Restate the entries word for word, omitting nothing.

[BEGIN Task input]

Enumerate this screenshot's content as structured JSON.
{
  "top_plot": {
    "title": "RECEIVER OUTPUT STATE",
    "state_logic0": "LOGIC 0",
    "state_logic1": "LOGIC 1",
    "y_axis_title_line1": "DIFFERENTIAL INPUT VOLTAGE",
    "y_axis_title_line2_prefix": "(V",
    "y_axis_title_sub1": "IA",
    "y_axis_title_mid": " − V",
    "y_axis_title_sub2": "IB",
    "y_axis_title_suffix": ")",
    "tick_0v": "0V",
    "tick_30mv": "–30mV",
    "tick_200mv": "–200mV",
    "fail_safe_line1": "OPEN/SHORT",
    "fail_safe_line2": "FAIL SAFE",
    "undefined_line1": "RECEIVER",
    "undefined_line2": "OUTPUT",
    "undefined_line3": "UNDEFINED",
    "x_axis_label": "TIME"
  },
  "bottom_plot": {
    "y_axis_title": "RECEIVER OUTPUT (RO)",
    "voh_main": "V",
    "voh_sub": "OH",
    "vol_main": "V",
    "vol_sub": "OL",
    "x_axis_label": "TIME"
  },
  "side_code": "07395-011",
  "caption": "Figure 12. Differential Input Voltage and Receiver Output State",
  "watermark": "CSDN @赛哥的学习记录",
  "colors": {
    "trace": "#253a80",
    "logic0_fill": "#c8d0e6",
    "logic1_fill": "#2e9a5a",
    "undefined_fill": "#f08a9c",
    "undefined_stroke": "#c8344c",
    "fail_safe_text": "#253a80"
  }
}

[END Task input]

Exercise solution:
Enumerate this screenshot's content as structured JSON.
{
  "top_plot": {
    "title": "RECEIVER OUTPUT STATE",
    "state_logic0": "LOGIC 0",
    "state_logic1": "LOGIC 1",
    "y_axis_title_line1": "DIFFERENTIAL INPUT VOLTAGE",
    "y_axis_title_line2_prefix": "(V",
    "y_axis_title_sub1": "IA",
    "y_axis_title_mid": " − V",
    "y_axis_title_sub2": "IB",
    "y_axis_title_suffix": ")",
    "tick_0v": "0V",
    "tick_30mv": "–30mV",
    "tick_200mv": "–200mV",
    "fail_safe_line1": "OPEN/SHORT",
    "fail_safe_line2": "FAIL SAFE",
    "undefined_line1": "RECEIVER",
    "undefined_line2": "OUTPUT",
    "undefined_line3": "UNDEFINED",
    "x_axis_label": "TIME"
  },
  "bottom_plot": {
    "y_axis_title": "RECEIVER OUTPUT (RO)",
    "voh_main": "V",
    "voh_sub": "OH",
    "vol_main": "V",
    "vol_sub": "OL",
    "x_axis_label": "TIME"
  },
  "side_code": "07395-011",
  "caption": "Figure 12. Differential Input Voltage and Receiver Output State",
  "watermark": "CSDN @赛哥的学习记录",
  "colors": {
    "trace": "#253a80",
    "logic0_fill": "#c8d0e6",
    "logic1_fill": "#2e9a5a",
    "undefined_fill": "#f08a9c",
    "undefined_stroke": "#c8344c",
    "fail_safe_text": "#253a80"
  }
}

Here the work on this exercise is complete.